WHAT YOU HAVE TO DO
Look through the entries and report how many lines include the word "Sept". Give the number alone.

PROVIDED MATERIAL
**********

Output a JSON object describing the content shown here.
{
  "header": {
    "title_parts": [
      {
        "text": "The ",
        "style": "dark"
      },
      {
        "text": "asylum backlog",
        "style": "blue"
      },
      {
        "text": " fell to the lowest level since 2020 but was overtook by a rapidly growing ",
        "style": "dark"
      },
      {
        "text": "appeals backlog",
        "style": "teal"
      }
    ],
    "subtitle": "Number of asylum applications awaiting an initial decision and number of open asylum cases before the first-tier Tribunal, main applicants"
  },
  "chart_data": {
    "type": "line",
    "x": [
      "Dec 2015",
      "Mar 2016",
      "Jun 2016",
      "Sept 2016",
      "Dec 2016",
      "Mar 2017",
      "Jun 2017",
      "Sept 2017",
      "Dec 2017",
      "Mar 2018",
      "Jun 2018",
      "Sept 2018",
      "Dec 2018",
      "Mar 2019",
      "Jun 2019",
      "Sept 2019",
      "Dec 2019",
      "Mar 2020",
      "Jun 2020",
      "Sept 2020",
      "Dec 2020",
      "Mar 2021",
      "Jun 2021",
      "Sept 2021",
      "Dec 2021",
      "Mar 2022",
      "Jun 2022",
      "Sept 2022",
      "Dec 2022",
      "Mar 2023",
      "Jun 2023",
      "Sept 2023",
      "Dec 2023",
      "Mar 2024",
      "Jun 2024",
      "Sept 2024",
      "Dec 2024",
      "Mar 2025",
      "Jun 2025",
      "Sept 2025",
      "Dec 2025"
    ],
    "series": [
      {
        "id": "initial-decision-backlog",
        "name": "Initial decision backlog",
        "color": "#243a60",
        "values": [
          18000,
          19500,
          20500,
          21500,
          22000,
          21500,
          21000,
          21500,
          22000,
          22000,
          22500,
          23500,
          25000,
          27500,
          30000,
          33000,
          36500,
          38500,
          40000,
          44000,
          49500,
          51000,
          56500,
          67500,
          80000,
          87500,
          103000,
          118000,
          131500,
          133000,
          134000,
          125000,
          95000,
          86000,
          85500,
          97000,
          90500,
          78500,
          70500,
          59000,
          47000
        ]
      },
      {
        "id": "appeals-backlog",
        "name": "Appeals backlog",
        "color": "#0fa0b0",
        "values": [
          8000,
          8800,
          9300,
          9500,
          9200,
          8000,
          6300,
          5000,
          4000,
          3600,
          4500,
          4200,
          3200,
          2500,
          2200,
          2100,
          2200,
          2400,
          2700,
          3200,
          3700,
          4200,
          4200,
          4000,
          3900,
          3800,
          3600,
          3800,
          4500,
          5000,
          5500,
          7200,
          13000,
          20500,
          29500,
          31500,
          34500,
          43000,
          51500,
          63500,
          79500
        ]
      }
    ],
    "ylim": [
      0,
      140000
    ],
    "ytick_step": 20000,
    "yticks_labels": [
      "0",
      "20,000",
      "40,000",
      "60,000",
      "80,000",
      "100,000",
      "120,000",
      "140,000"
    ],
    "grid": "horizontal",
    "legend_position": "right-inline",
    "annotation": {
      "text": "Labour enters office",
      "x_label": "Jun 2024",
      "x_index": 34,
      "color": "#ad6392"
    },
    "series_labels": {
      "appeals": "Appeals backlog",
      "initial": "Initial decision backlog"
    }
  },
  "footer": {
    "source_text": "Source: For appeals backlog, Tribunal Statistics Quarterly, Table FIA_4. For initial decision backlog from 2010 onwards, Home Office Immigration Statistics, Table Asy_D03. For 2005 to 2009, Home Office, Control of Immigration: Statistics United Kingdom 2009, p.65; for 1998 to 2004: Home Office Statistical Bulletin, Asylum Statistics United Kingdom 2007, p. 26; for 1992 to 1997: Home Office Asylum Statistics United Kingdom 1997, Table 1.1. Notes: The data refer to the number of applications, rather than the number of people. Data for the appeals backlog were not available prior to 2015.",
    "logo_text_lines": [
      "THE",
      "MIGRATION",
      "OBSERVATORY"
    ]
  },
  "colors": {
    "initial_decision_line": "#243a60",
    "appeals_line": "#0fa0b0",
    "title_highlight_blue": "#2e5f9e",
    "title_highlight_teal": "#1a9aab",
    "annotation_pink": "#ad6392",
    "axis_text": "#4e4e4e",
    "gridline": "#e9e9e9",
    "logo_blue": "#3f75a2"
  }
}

**********

SOLUTION FOR THIS EXERCISE
10